[begin Provided records]
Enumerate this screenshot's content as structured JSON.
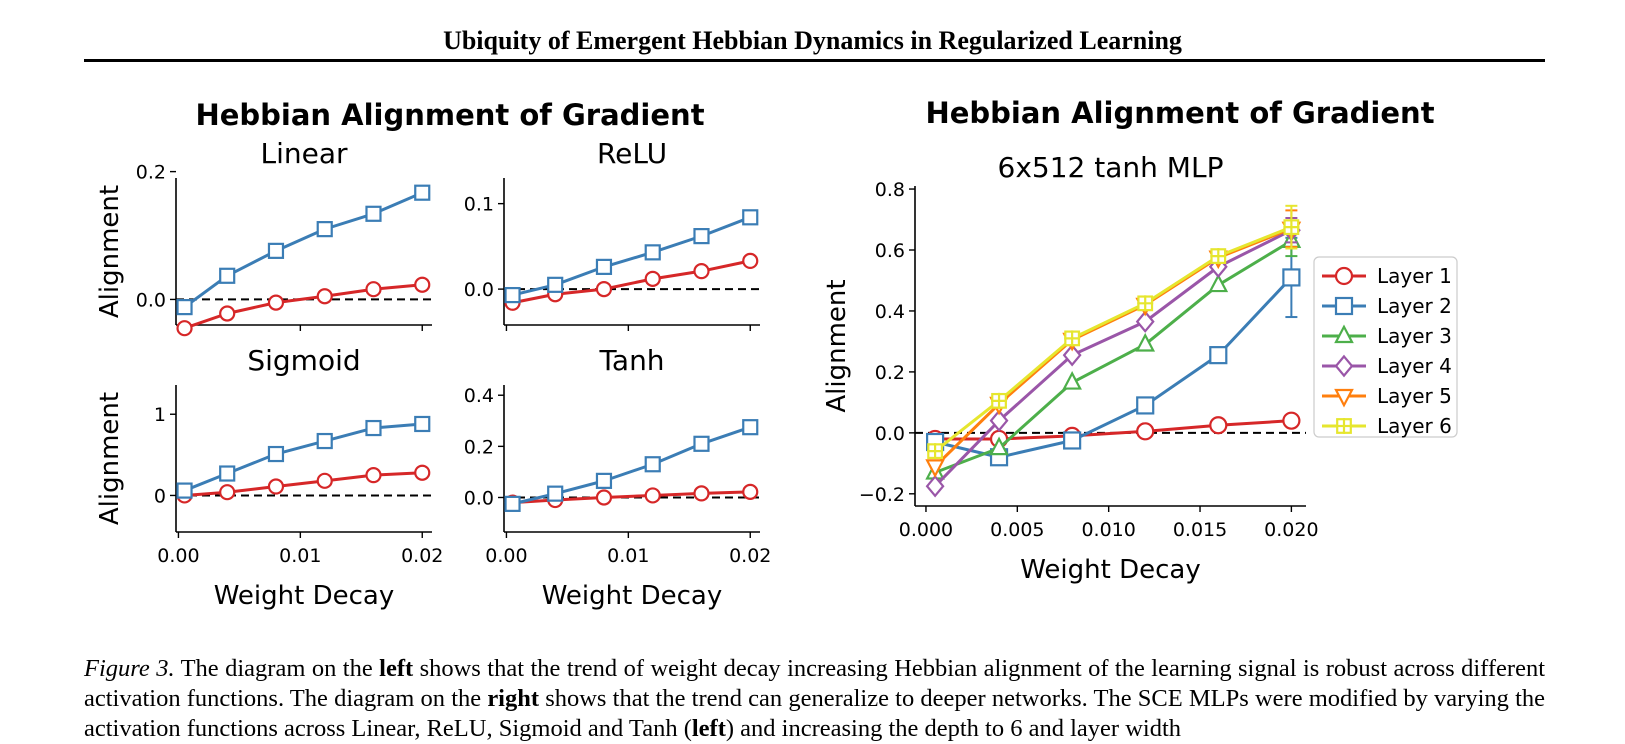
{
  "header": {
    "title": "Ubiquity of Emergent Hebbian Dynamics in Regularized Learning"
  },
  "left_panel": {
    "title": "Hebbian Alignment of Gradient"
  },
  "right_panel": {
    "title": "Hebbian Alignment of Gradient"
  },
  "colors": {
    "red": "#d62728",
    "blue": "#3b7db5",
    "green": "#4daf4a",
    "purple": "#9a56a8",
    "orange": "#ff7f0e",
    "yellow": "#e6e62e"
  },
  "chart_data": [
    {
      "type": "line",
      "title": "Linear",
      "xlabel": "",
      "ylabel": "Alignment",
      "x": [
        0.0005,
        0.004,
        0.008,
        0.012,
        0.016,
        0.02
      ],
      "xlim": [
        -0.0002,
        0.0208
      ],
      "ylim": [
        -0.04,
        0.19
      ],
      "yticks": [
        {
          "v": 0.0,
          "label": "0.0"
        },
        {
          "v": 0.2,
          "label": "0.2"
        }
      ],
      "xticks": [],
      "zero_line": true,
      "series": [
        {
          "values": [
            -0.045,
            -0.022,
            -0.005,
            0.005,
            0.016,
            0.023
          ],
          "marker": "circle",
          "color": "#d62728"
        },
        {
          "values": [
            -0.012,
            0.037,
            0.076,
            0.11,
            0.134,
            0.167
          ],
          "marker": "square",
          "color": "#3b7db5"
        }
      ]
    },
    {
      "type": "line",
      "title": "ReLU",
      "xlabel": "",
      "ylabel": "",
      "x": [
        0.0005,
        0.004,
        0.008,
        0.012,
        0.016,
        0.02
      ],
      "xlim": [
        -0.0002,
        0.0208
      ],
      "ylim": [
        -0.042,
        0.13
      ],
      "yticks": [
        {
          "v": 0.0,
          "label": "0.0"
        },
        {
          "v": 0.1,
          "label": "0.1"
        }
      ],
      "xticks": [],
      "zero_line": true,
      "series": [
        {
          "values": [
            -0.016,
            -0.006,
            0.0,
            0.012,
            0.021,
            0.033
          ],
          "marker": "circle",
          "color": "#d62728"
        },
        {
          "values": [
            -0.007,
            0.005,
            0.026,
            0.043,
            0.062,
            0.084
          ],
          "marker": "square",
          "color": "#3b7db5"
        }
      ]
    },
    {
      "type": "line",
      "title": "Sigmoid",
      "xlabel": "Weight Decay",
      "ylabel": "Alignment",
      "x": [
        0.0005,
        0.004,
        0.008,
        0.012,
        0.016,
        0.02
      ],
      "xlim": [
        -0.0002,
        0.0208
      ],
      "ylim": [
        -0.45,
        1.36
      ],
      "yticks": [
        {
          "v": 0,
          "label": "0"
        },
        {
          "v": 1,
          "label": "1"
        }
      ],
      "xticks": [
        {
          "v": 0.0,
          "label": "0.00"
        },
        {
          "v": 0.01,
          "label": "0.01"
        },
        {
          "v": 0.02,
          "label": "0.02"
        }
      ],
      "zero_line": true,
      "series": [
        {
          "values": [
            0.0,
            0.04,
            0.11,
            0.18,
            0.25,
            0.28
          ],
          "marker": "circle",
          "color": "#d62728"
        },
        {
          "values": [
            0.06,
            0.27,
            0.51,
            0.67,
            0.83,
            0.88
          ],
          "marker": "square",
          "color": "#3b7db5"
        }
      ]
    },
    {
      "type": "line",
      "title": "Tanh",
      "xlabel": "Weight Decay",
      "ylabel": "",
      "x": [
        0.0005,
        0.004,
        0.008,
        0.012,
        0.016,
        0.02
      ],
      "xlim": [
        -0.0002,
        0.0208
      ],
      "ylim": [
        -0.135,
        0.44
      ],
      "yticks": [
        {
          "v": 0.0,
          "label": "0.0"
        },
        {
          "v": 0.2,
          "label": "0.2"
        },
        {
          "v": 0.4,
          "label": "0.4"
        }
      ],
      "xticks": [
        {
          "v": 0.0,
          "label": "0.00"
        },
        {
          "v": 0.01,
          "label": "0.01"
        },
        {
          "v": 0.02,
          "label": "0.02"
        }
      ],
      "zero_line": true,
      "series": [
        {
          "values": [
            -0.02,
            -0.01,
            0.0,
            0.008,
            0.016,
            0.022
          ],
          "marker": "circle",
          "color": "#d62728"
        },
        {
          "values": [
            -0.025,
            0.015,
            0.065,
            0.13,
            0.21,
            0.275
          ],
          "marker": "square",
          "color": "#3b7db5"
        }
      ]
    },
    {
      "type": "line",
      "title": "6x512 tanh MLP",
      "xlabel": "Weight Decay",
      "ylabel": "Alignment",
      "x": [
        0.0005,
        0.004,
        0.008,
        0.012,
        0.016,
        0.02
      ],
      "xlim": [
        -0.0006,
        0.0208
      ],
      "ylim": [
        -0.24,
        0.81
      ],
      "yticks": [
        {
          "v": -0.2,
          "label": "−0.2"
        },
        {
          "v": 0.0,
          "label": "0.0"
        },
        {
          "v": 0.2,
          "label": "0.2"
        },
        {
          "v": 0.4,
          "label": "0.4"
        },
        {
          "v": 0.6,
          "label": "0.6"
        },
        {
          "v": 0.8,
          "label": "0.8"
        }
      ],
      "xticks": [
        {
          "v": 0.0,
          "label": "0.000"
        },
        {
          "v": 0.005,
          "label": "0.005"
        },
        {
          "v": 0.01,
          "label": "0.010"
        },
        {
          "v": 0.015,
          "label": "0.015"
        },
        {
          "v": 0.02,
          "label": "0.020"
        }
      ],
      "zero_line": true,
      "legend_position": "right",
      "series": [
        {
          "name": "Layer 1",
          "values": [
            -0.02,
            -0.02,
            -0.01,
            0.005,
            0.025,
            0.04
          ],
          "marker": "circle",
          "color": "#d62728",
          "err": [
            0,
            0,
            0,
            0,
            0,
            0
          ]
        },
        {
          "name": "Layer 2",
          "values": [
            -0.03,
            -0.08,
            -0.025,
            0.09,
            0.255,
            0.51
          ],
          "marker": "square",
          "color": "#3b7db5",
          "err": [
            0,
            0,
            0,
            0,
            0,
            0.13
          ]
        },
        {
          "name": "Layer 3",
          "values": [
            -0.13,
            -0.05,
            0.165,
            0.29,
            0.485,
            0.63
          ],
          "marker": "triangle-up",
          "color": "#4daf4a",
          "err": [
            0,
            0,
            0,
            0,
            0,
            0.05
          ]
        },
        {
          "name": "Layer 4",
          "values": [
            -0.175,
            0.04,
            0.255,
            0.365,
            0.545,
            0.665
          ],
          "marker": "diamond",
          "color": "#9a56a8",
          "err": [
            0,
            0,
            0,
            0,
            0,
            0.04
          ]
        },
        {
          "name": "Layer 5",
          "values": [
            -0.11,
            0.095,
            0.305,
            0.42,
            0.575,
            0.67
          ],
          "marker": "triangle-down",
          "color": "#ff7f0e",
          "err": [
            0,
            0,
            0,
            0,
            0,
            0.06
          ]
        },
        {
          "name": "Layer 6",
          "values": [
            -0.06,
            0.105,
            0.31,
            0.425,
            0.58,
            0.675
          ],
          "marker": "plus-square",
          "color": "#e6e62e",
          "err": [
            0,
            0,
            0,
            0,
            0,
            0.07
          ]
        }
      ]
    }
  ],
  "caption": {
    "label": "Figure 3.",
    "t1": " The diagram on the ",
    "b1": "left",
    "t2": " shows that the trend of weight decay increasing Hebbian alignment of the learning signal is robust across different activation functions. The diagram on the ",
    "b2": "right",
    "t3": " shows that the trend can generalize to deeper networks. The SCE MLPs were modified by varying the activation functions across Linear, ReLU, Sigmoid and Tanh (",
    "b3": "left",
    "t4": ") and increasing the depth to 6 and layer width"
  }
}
[end Provided records]
[begin Provided records]
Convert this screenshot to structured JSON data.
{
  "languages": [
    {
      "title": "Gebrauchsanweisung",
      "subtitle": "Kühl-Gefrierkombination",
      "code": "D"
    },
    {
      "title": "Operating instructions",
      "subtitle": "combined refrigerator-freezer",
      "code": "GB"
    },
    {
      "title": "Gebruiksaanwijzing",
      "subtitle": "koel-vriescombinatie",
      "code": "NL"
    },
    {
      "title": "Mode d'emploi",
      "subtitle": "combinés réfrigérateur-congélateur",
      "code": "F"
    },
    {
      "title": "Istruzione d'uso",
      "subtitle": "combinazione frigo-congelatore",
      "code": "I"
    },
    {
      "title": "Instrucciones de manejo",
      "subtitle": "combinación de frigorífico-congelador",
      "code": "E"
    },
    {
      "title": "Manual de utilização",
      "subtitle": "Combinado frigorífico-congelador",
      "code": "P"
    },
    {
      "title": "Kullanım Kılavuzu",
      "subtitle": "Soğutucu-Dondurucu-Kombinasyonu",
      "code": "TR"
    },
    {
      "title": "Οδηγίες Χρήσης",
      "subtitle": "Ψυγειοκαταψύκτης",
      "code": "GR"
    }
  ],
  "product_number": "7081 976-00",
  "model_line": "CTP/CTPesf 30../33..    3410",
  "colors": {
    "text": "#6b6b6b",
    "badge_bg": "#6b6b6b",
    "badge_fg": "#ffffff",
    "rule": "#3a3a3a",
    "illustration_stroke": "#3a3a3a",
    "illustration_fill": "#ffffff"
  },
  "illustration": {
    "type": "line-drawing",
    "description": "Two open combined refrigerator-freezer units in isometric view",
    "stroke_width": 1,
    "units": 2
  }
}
[end Provided records]
[begin Provided records]
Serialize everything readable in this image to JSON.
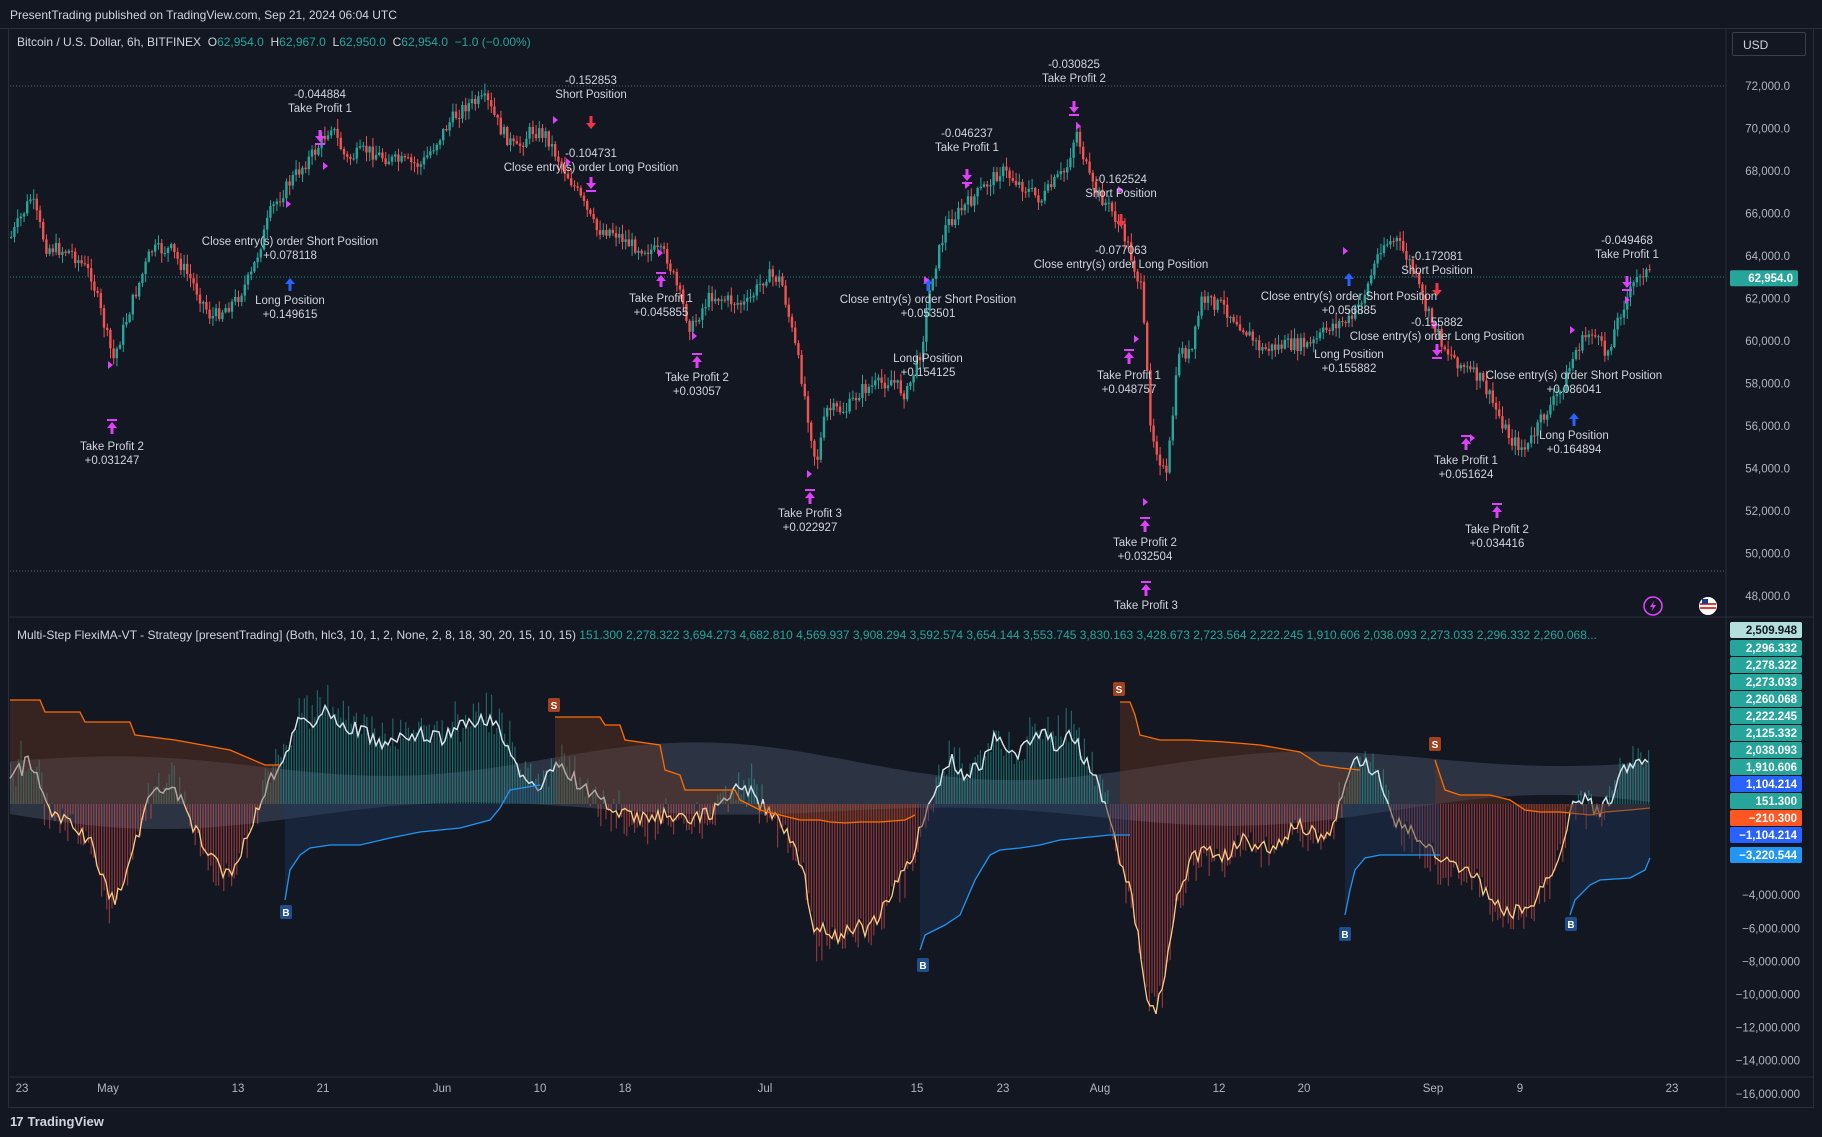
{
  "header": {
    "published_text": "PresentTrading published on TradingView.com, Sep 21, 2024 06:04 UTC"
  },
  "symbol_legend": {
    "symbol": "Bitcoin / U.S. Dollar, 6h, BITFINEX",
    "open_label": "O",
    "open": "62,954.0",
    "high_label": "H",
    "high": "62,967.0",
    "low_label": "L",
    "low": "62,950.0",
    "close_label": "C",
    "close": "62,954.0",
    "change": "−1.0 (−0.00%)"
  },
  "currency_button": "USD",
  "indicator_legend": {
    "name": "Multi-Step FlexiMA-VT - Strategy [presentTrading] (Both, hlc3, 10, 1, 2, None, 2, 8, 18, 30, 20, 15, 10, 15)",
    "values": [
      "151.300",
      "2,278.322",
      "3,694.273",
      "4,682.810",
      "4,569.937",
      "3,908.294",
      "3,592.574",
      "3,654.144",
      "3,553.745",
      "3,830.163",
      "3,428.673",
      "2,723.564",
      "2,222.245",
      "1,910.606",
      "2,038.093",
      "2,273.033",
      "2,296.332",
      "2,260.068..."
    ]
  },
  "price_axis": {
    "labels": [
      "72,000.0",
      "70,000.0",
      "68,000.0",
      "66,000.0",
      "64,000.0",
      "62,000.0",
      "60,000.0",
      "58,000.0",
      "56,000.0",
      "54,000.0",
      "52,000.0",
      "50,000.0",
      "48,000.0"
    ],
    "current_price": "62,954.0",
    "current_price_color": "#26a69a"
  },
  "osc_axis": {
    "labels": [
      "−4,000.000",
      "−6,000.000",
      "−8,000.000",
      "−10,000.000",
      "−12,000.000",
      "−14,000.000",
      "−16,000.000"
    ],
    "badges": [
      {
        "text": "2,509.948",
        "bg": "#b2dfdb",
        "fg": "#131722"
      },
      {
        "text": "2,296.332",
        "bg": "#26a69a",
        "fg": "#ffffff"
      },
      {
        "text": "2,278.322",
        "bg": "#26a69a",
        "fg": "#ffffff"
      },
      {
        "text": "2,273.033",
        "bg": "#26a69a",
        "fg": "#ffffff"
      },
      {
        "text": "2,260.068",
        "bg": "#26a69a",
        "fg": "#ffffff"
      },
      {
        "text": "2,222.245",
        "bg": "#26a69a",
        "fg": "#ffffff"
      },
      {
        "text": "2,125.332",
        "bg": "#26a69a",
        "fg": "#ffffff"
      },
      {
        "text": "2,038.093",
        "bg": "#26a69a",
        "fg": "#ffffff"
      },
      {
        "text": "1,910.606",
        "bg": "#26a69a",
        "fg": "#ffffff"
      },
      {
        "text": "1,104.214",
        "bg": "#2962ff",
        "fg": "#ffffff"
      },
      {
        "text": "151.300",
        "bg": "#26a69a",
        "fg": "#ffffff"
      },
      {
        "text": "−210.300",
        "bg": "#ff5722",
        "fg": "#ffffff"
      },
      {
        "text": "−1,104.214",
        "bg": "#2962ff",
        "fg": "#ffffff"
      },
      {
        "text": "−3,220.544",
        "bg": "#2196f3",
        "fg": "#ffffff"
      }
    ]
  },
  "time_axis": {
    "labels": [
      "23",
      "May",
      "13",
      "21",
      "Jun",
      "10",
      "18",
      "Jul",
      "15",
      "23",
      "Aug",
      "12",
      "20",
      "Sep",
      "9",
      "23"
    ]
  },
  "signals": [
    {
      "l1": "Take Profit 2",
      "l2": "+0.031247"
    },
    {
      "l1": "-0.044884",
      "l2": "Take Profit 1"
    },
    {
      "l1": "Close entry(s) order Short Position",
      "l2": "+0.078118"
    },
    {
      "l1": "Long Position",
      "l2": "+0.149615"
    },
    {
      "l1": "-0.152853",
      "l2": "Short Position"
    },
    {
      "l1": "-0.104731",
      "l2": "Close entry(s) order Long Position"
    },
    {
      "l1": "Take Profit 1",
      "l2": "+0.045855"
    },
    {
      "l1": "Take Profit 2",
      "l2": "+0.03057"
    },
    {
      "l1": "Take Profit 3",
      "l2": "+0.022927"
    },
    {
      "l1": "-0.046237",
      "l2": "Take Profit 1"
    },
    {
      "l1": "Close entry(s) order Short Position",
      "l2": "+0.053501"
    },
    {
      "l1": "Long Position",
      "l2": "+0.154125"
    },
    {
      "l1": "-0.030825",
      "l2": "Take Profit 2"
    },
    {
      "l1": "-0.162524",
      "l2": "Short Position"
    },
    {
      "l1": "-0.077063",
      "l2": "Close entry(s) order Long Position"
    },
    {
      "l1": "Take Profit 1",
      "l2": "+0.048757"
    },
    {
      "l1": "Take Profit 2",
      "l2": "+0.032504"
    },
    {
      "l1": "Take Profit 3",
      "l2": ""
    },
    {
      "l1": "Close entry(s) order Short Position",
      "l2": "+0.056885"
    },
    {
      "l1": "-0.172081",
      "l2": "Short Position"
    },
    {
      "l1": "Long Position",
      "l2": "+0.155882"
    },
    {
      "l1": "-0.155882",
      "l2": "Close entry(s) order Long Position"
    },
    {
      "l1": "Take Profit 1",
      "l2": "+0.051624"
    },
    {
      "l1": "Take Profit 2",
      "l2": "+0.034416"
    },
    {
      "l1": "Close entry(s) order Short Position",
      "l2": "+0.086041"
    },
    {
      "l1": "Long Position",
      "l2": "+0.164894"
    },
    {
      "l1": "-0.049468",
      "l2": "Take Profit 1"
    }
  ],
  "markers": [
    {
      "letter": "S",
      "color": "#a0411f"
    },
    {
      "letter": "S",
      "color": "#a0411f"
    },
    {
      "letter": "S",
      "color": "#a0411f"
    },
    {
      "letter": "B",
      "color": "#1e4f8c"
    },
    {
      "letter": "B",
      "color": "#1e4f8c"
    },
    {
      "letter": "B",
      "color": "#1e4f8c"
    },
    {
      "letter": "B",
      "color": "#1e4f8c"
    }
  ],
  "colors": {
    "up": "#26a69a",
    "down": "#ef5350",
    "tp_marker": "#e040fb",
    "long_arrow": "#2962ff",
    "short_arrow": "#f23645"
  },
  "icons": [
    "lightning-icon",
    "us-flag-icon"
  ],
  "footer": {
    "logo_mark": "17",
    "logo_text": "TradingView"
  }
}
[end Provided records]
:: What is needed ::
Identify the lines of the entries containing the string "name". Copy each such line.

:: Exercise solution ::
          "name": "Layer 1",
          "name": "Layer 2",
          "name": "Layer 3",
          "name": "Layer 4",
          "name": "Layer 5",
          "name": "Layer 6",
    "name": "Multi-Step FlexiMA-VT - Strategy [presentTrading] (Both, hlc3, 10, 1, 2, None, 2, 8, 18, 30, 20, 15, 10, 15)",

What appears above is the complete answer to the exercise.